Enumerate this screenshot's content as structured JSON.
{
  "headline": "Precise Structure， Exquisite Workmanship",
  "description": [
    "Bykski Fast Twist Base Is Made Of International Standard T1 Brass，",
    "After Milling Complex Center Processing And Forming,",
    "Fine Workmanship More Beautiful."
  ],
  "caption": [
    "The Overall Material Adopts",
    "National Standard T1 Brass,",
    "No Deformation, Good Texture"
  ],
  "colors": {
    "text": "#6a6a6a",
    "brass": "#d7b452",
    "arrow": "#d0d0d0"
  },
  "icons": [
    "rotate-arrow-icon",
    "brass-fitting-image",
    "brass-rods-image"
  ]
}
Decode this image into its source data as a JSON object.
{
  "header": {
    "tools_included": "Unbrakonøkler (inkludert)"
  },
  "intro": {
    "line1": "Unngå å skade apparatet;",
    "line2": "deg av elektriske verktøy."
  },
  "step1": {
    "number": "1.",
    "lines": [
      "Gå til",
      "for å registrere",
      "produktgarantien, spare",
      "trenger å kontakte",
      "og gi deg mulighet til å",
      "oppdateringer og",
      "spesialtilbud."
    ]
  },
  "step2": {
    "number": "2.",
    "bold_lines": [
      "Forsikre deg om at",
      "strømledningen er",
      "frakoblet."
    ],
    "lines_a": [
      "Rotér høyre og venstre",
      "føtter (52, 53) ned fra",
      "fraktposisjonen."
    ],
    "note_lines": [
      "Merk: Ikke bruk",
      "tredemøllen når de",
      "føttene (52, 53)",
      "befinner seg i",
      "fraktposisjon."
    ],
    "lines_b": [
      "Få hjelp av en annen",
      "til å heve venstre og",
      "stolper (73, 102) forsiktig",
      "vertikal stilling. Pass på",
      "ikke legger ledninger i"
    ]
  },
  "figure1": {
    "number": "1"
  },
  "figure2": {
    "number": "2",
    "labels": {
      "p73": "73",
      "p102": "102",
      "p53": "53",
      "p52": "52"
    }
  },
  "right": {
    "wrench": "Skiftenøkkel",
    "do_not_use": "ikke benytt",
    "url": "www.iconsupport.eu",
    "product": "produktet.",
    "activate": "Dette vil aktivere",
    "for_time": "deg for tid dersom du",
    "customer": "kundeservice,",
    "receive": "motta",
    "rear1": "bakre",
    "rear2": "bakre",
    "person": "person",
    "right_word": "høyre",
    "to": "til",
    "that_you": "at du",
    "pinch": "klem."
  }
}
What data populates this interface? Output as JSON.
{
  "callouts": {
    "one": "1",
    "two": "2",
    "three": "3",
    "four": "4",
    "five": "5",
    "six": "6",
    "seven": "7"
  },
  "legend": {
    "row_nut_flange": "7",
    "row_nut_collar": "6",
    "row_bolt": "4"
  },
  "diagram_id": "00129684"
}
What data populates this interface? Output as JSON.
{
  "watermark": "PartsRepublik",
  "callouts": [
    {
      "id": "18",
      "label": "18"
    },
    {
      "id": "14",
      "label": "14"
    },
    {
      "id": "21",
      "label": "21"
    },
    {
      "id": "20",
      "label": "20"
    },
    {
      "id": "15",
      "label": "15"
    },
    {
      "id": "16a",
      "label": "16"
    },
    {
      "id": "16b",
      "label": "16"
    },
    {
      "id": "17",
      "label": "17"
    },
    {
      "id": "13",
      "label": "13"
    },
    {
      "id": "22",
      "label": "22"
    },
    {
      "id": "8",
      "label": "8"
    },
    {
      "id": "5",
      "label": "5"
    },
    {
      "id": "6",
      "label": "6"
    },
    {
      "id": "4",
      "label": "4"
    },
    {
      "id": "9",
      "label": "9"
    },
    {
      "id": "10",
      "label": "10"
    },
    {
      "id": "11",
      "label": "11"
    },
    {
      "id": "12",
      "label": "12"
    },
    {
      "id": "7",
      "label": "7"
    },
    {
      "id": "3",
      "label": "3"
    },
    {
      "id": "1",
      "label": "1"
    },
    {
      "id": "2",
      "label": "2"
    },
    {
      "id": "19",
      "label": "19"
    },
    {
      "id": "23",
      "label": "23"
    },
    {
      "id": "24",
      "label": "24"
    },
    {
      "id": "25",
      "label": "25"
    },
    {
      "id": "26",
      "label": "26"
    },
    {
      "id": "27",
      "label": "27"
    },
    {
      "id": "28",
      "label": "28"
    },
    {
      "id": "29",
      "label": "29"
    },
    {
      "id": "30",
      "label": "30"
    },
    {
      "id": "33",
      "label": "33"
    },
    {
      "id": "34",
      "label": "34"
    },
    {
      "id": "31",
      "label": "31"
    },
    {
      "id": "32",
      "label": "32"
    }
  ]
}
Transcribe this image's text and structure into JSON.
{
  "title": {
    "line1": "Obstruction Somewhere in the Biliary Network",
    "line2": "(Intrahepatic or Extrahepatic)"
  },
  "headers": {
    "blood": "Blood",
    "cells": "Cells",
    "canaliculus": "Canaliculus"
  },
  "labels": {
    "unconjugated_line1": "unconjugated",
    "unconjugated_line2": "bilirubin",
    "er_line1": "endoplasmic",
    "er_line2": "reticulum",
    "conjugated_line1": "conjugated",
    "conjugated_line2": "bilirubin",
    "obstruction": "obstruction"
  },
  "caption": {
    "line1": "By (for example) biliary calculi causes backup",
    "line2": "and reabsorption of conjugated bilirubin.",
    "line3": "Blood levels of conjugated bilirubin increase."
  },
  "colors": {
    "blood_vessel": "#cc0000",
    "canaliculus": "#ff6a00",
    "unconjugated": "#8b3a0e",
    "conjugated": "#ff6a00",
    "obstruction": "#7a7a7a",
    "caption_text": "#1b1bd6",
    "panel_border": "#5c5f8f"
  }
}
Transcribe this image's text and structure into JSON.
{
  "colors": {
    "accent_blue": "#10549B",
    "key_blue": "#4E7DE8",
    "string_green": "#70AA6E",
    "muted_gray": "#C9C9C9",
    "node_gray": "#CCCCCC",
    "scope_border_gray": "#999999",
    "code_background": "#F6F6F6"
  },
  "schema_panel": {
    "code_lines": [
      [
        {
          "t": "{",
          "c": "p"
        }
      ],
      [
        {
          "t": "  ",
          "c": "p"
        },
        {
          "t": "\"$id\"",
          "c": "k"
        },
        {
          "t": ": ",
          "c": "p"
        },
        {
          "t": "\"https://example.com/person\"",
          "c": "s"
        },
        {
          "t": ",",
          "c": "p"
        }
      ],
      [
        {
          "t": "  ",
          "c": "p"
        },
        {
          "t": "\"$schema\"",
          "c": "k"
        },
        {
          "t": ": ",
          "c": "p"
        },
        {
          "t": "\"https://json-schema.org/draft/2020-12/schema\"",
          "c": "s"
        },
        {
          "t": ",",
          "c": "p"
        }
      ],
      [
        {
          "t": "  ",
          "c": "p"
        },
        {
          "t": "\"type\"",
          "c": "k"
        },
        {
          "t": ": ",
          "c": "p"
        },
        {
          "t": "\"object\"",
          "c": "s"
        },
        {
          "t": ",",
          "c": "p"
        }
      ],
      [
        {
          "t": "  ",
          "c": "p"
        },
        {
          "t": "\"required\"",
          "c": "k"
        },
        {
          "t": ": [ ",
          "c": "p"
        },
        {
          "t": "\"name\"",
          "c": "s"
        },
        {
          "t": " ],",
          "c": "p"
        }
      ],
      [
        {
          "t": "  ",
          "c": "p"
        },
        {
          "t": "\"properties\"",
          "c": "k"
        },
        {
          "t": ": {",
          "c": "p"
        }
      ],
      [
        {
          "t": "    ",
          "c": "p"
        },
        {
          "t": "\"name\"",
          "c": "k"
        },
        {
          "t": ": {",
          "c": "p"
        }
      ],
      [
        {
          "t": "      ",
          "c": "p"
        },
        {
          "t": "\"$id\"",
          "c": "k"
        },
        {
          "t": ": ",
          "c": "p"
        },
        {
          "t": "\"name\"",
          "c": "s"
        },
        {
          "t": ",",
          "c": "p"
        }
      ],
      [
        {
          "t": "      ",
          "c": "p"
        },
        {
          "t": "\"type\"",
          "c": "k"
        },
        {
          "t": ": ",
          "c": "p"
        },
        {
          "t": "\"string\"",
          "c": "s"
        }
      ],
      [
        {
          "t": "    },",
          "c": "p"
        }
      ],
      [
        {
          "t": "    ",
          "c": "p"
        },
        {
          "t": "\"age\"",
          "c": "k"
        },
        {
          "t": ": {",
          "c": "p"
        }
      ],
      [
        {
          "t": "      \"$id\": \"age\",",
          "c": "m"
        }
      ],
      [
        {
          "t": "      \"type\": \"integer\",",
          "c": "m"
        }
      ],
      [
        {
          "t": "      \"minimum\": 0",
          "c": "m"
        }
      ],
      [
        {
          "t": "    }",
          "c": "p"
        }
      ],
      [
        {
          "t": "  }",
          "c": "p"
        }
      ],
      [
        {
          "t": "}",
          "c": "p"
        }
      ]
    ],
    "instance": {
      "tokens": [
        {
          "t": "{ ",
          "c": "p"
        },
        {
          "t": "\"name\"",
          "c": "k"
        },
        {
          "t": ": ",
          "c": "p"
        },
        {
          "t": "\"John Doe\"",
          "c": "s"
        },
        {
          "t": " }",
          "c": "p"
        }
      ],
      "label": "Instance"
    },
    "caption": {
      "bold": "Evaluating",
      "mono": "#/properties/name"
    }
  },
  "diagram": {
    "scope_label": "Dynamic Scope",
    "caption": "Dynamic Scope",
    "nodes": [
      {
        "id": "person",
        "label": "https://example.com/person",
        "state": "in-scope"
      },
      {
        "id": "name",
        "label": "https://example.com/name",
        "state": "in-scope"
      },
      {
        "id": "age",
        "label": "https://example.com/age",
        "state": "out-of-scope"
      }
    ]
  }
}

▬▬▬▬▬▬

▸ **PROMPT**
Find the string "Standard" in the listing and return every line that holds it.

▸ **FULL RESPONSE**
    "Bykski Fast Twist Base Is Made Of International Standard T1 Brass，",
    "National Standard T1 Brass,",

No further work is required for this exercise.